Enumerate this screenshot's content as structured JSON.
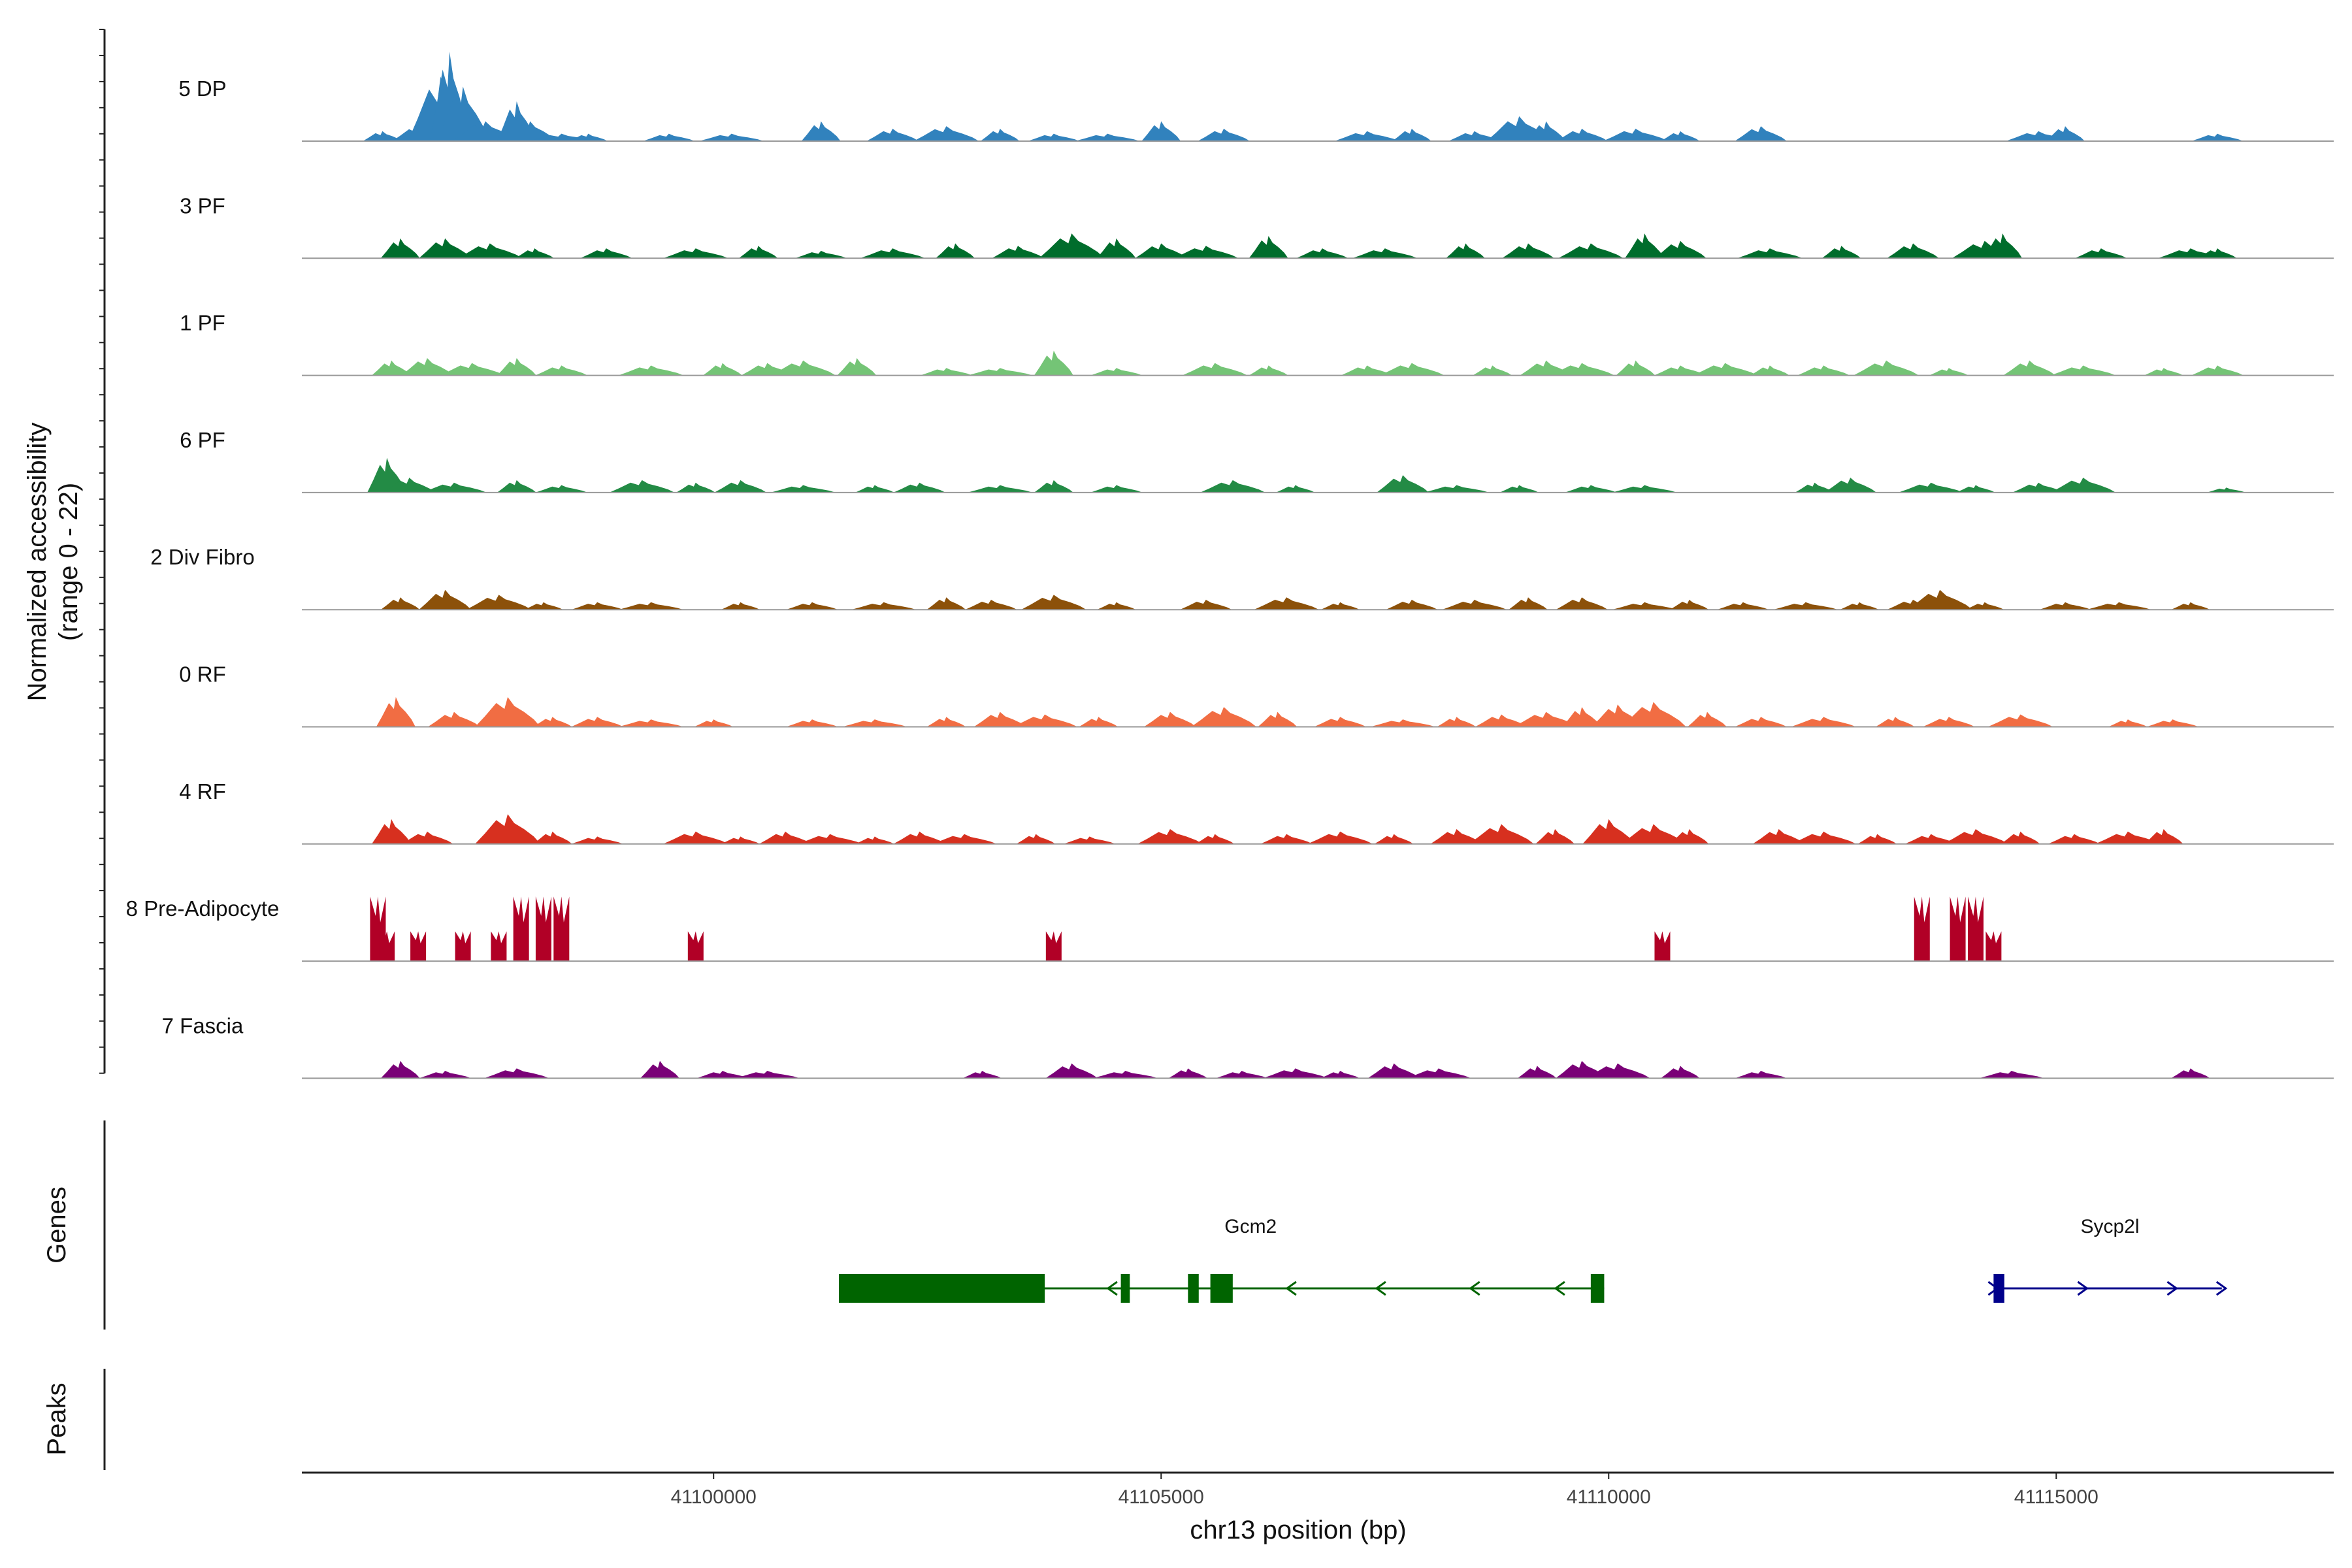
{
  "chart_data": {
    "type": "area",
    "title": "",
    "ylabel": "Normalized accessibility",
    "ylabel_range": "(range 0 - 22)",
    "yrange": [
      0,
      22
    ],
    "xlabel": "chr13 position (bp)",
    "xlim": [
      41095400,
      41118100
    ],
    "x_ticks": [
      41100000,
      41105000,
      41110000,
      41115000
    ],
    "x_tick_labels": [
      "41100000",
      "41105000",
      "41110000",
      "41115000"
    ],
    "series": [
      {
        "name": "5 DP",
        "color": "#3182bd",
        "peaks": [
          [
            41096300,
            2
          ],
          [
            41096700,
            3
          ],
          [
            41096950,
            13
          ],
          [
            41097050,
            18
          ],
          [
            41097200,
            11
          ],
          [
            41097450,
            4
          ],
          [
            41097800,
            8
          ],
          [
            41097950,
            4
          ],
          [
            41098300,
            1.5
          ],
          [
            41098600,
            1.5
          ],
          [
            41099500,
            1.5
          ],
          [
            41100200,
            1.5
          ],
          [
            41101200,
            4
          ],
          [
            41102000,
            2.5
          ],
          [
            41102600,
            3
          ],
          [
            41103200,
            2.5
          ],
          [
            41103800,
            1.5
          ],
          [
            41104400,
            1.5
          ],
          [
            41105000,
            4
          ],
          [
            41105700,
            2.5
          ],
          [
            41107300,
            2
          ],
          [
            41107800,
            2.5
          ],
          [
            41108500,
            2
          ],
          [
            41109000,
            5
          ],
          [
            41109300,
            4
          ],
          [
            41109700,
            2.5
          ],
          [
            41110300,
            2.5
          ],
          [
            41110800,
            2
          ],
          [
            41111700,
            3
          ],
          [
            41114800,
            2
          ],
          [
            41115100,
            3
          ],
          [
            41116800,
            1.5
          ]
        ]
      },
      {
        "name": "3 PF",
        "color": "#006d2c",
        "peaks": [
          [
            41096500,
            4
          ],
          [
            41097000,
            4
          ],
          [
            41097500,
            3
          ],
          [
            41098000,
            2
          ],
          [
            41098800,
            2
          ],
          [
            41099800,
            2
          ],
          [
            41100500,
            2.5
          ],
          [
            41101200,
            1.5
          ],
          [
            41102000,
            2
          ],
          [
            41102700,
            3
          ],
          [
            41103400,
            2.5
          ],
          [
            41104000,
            5
          ],
          [
            41104500,
            4
          ],
          [
            41105000,
            3
          ],
          [
            41105500,
            2.5
          ],
          [
            41106200,
            4.5
          ],
          [
            41106800,
            2
          ],
          [
            41107500,
            2
          ],
          [
            41108400,
            3
          ],
          [
            41109100,
            3
          ],
          [
            41109800,
            3
          ],
          [
            41110400,
            5
          ],
          [
            41110800,
            3.5
          ],
          [
            41111800,
            2
          ],
          [
            41112600,
            2.5
          ],
          [
            41113400,
            3
          ],
          [
            41114200,
            3.5
          ],
          [
            41114400,
            5
          ],
          [
            41115500,
            2
          ],
          [
            41116500,
            2
          ],
          [
            41116800,
            2
          ]
        ]
      },
      {
        "name": "1 PF",
        "color": "#74c476",
        "peaks": [
          [
            41096400,
            3
          ],
          [
            41096800,
            3.5
          ],
          [
            41097300,
            2.5
          ],
          [
            41097800,
            3.5
          ],
          [
            41098300,
            2
          ],
          [
            41099300,
            2
          ],
          [
            41100100,
            2.5
          ],
          [
            41100600,
            2.5
          ],
          [
            41101000,
            3
          ],
          [
            41101600,
            3.5
          ],
          [
            41102600,
            1.5
          ],
          [
            41103200,
            1.5
          ],
          [
            41103800,
            5
          ],
          [
            41104500,
            1.5
          ],
          [
            41105600,
            2.5
          ],
          [
            41106200,
            2
          ],
          [
            41107300,
            2
          ],
          [
            41107800,
            2.5
          ],
          [
            41108700,
            2
          ],
          [
            41109300,
            3
          ],
          [
            41109700,
            2.5
          ],
          [
            41110300,
            3
          ],
          [
            41110800,
            2
          ],
          [
            41111300,
            2.5
          ],
          [
            41111800,
            2
          ],
          [
            41112400,
            2
          ],
          [
            41113100,
            3
          ],
          [
            41113800,
            1.5
          ],
          [
            41114700,
            3
          ],
          [
            41115300,
            2
          ],
          [
            41116200,
            1.5
          ],
          [
            41116800,
            2
          ]
        ]
      },
      {
        "name": "6 PF",
        "color": "#238b45",
        "peaks": [
          [
            41096350,
            7
          ],
          [
            41096600,
            3
          ],
          [
            41097100,
            2
          ],
          [
            41097800,
            2.5
          ],
          [
            41098300,
            1.5
          ],
          [
            41099200,
            2.5
          ],
          [
            41099800,
            2
          ],
          [
            41100300,
            2.5
          ],
          [
            41101000,
            1.5
          ],
          [
            41101800,
            1.5
          ],
          [
            41102300,
            2
          ],
          [
            41103200,
            1.5
          ],
          [
            41103800,
            2.5
          ],
          [
            41104500,
            1.5
          ],
          [
            41105800,
            2.5
          ],
          [
            41106500,
            1.5
          ],
          [
            41107700,
            3.5
          ],
          [
            41108300,
            1.5
          ],
          [
            41109000,
            1.5
          ],
          [
            41109800,
            1.5
          ],
          [
            41110400,
            1.5
          ],
          [
            41112300,
            2
          ],
          [
            41112700,
            3
          ],
          [
            41113600,
            2
          ],
          [
            41114100,
            1.5
          ],
          [
            41114800,
            2
          ],
          [
            41115300,
            3
          ],
          [
            41116900,
            1
          ]
        ]
      },
      {
        "name": "2 Div Fibro",
        "color": "#8c510a",
        "peaks": [
          [
            41096500,
            2.5
          ],
          [
            41097000,
            4
          ],
          [
            41097600,
            3
          ],
          [
            41098100,
            1.5
          ],
          [
            41098700,
            1.5
          ],
          [
            41099300,
            1.5
          ],
          [
            41100300,
            1.5
          ],
          [
            41101100,
            1.5
          ],
          [
            41101900,
            1.5
          ],
          [
            41102600,
            2.5
          ],
          [
            41103100,
            2
          ],
          [
            41103800,
            3
          ],
          [
            41104500,
            1.5
          ],
          [
            41105500,
            2
          ],
          [
            41106400,
            2.5
          ],
          [
            41107000,
            1.5
          ],
          [
            41107800,
            2
          ],
          [
            41108500,
            2
          ],
          [
            41109100,
            2.5
          ],
          [
            41109700,
            2.5
          ],
          [
            41110400,
            1.5
          ],
          [
            41110900,
            2
          ],
          [
            41111500,
            1.5
          ],
          [
            41112200,
            1.5
          ],
          [
            41112800,
            1.5
          ],
          [
            41113400,
            2
          ],
          [
            41113700,
            4
          ],
          [
            41114200,
            1.5
          ],
          [
            41115100,
            1.5
          ],
          [
            41115700,
            1.5
          ],
          [
            41116500,
            1.5
          ]
        ]
      },
      {
        "name": "0 RF",
        "color": "#f16d43",
        "peaks": [
          [
            41096450,
            6
          ],
          [
            41097100,
            3
          ],
          [
            41097700,
            6
          ],
          [
            41098200,
            2
          ],
          [
            41098700,
            2
          ],
          [
            41099300,
            1.5
          ],
          [
            41100000,
            1.5
          ],
          [
            41101100,
            1.5
          ],
          [
            41101800,
            1.5
          ],
          [
            41102600,
            2
          ],
          [
            41103200,
            3
          ],
          [
            41103700,
            2.5
          ],
          [
            41104300,
            2
          ],
          [
            41105100,
            3
          ],
          [
            41105700,
            4
          ],
          [
            41106300,
            3
          ],
          [
            41107000,
            2
          ],
          [
            41107700,
            1.5
          ],
          [
            41108300,
            2
          ],
          [
            41108800,
            2.5
          ],
          [
            41109300,
            3
          ],
          [
            41109700,
            4
          ],
          [
            41110100,
            4.5
          ],
          [
            41110500,
            5
          ],
          [
            41111100,
            3
          ],
          [
            41111700,
            2
          ],
          [
            41112400,
            2
          ],
          [
            41113200,
            2
          ],
          [
            41113800,
            2
          ],
          [
            41114600,
            2.5
          ],
          [
            41115800,
            1.5
          ],
          [
            41116300,
            1.5
          ]
        ]
      },
      {
        "name": "4 RF",
        "color": "#d7301f",
        "peaks": [
          [
            41096400,
            5
          ],
          [
            41096800,
            2.5
          ],
          [
            41097700,
            6
          ],
          [
            41098200,
            2.5
          ],
          [
            41098700,
            1.5
          ],
          [
            41099800,
            2.5
          ],
          [
            41100300,
            1.5
          ],
          [
            41100800,
            2.5
          ],
          [
            41101300,
            2
          ],
          [
            41101800,
            1.5
          ],
          [
            41102300,
            2.5
          ],
          [
            41102800,
            2
          ],
          [
            41103600,
            2
          ],
          [
            41104200,
            1.5
          ],
          [
            41105100,
            3
          ],
          [
            41105600,
            2
          ],
          [
            41106400,
            2
          ],
          [
            41107000,
            2.5
          ],
          [
            41107600,
            2
          ],
          [
            41108300,
            3
          ],
          [
            41108800,
            4
          ],
          [
            41109400,
            3
          ],
          [
            41110000,
            5
          ],
          [
            41110500,
            4
          ],
          [
            41110900,
            3
          ],
          [
            41111900,
            3
          ],
          [
            41112400,
            2.5
          ],
          [
            41113000,
            2
          ],
          [
            41113600,
            2
          ],
          [
            41114100,
            3
          ],
          [
            41114600,
            2.5
          ],
          [
            41115200,
            2
          ],
          [
            41115800,
            2.5
          ],
          [
            41116200,
            3
          ]
        ]
      },
      {
        "name": "8 Pre-Adipocyte",
        "color": "#b10026",
        "peaks": [
          [
            41096250,
            13
          ],
          [
            41096350,
            6
          ],
          [
            41096700,
            6
          ],
          [
            41097200,
            6
          ],
          [
            41097600,
            6
          ],
          [
            41097850,
            13
          ],
          [
            41098100,
            13
          ],
          [
            41098300,
            13
          ],
          [
            41099800,
            6
          ],
          [
            41103800,
            6
          ],
          [
            41110600,
            6
          ],
          [
            41113500,
            13
          ],
          [
            41113900,
            13
          ],
          [
            41114100,
            13
          ],
          [
            41114300,
            6
          ]
        ]
      },
      {
        "name": "7 Fascia",
        "color": "#7a0177",
        "peaks": [
          [
            41096500,
            3.5
          ],
          [
            41097000,
            1.5
          ],
          [
            41097800,
            2
          ],
          [
            41099400,
            3.5
          ],
          [
            41100100,
            1.5
          ],
          [
            41100600,
            1.5
          ],
          [
            41103000,
            1.5
          ],
          [
            41104000,
            3
          ],
          [
            41104600,
            1.5
          ],
          [
            41105300,
            2
          ],
          [
            41105900,
            1.5
          ],
          [
            41106500,
            2
          ],
          [
            41107000,
            1.5
          ],
          [
            41107600,
            3
          ],
          [
            41108100,
            2
          ],
          [
            41109200,
            2.5
          ],
          [
            41109700,
            3.5
          ],
          [
            41110100,
            3
          ],
          [
            41110800,
            2.5
          ],
          [
            41111700,
            1.5
          ],
          [
            41114500,
            1.5
          ],
          [
            41116500,
            2
          ]
        ]
      }
    ],
    "genes": {
      "track_title": "Genes",
      "items": [
        {
          "name": "Gcm2",
          "color": "#006400",
          "strand": "-",
          "start": 41101400,
          "end": 41109950,
          "exons": [
            [
              41101400,
              41103700
            ],
            [
              41104550,
              41104650
            ],
            [
              41105300,
              41105420
            ],
            [
              41105550,
              41105800
            ],
            [
              41109800,
              41109950
            ]
          ],
          "arrows": [
            41104450,
            41106450,
            41107450,
            41108500,
            41109450
          ]
        },
        {
          "name": "Sycp2l",
          "color": "#00008b",
          "strand": "+",
          "start": 41114300,
          "end": 41116850,
          "exons": [
            [
              41114300,
              41114420
            ]
          ],
          "arrows": [
            41114300,
            41115300,
            41116300,
            41116850
          ]
        }
      ]
    },
    "peaks_track": {
      "title": "Peaks",
      "items": []
    }
  }
}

- [Problem requirements] Please report every line in the entries above that holds the string "color".

- [Response below]
        "color": "#3182bd",
        "color": "#006d2c",
        "color": "#74c476",
        "color": "#238b45",
        "color": "#8c510a",
        "color": "#f16d43",
        "color": "#d7301f",
        "color": "#b10026",
        "color": "#7a0177",
          "color": "#006400",
          "color": "#00008b",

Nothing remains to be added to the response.